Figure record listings

________

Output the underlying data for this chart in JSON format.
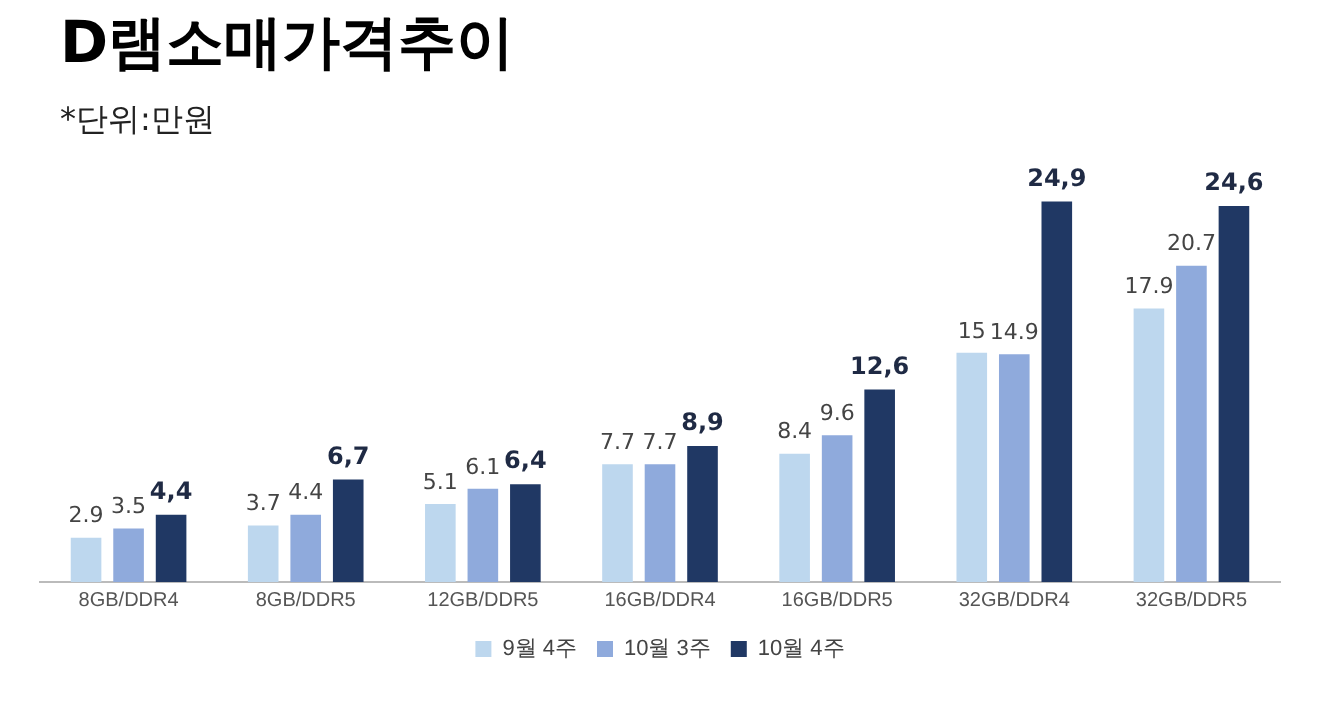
{
  "chart_data": {
    "type": "bar",
    "title": "D램소매가격추이",
    "subtitle": "*단위:만원",
    "categories": [
      "8GB/DDR4",
      "8GB/DDR5",
      "12GB/DDR5",
      "16GB/DDR4",
      "16GB/DDR5",
      "32GB/DDR4",
      "32GB/DDR5"
    ],
    "series": [
      {
        "name": "9월 4주",
        "color": "#bdd7ee",
        "values": [
          2.9,
          3.7,
          5.1,
          7.7,
          8.4,
          15,
          17.9
        ],
        "value_labels": [
          "2.9",
          "3.7",
          "5.1",
          "7.7",
          "8.4",
          "15",
          "17.9"
        ]
      },
      {
        "name": "10월 3주",
        "color": "#8faadc",
        "values": [
          3.5,
          4.4,
          6.1,
          7.7,
          9.6,
          14.9,
          20.7
        ],
        "value_labels": [
          "3.5",
          "4.4",
          "6.1",
          "7.7",
          "9.6",
          "14.9",
          "20.7"
        ]
      },
      {
        "name": "10월 4주",
        "color": "#203864",
        "values": [
          4.4,
          6.7,
          6.4,
          8.9,
          12.6,
          24.9,
          24.6
        ],
        "value_labels": [
          "4,4",
          "6,7",
          "6,4",
          "8,9",
          "12,6",
          "24,9",
          "24,6"
        ]
      }
    ],
    "legend": "bottom",
    "grid": false
  }
}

________

*REQUEST*: Quote each line of the listing exactly, but leave the pictures out.

*SOLUTION BELOW*:
Output the underlying data for this chart in JSON format.
{
  "chart_data": {
    "type": "bar",
    "title": "D램소매가격추이",
    "subtitle": "*단위:만원",
    "categories": [
      "8GB/DDR4",
      "8GB/DDR5",
      "12GB/DDR5",
      "16GB/DDR4",
      "16GB/DDR5",
      "32GB/DDR4",
      "32GB/DDR5"
    ],
    "series": [
      {
        "name": "9월 4주",
        "color": "#bdd7ee",
        "values": [
          2.9,
          3.7,
          5.1,
          7.7,
          8.4,
          15,
          17.9
        ],
        "value_labels": [
          "2.9",
          "3.7",
          "5.1",
          "7.7",
          "8.4",
          "15",
          "17.9"
        ]
      },
      {
        "name": "10월 3주",
        "color": "#8faadc",
        "values": [
          3.5,
          4.4,
          6.1,
          7.7,
          9.6,
          14.9,
          20.7
        ],
        "value_labels": [
          "3.5",
          "4.4",
          "6.1",
          "7.7",
          "9.6",
          "14.9",
          "20.7"
        ]
      },
      {
        "name": "10월 4주",
        "color": "#203864",
        "values": [
          4.4,
          6.7,
          6.4,
          8.9,
          12.6,
          24.9,
          24.6
        ],
        "value_labels": [
          "4,4",
          "6,7",
          "6,4",
          "8,9",
          "12,6",
          "24,9",
          "24,6"
        ]
      }
    ],
    "legend": "bottom",
    "grid": false
  }
}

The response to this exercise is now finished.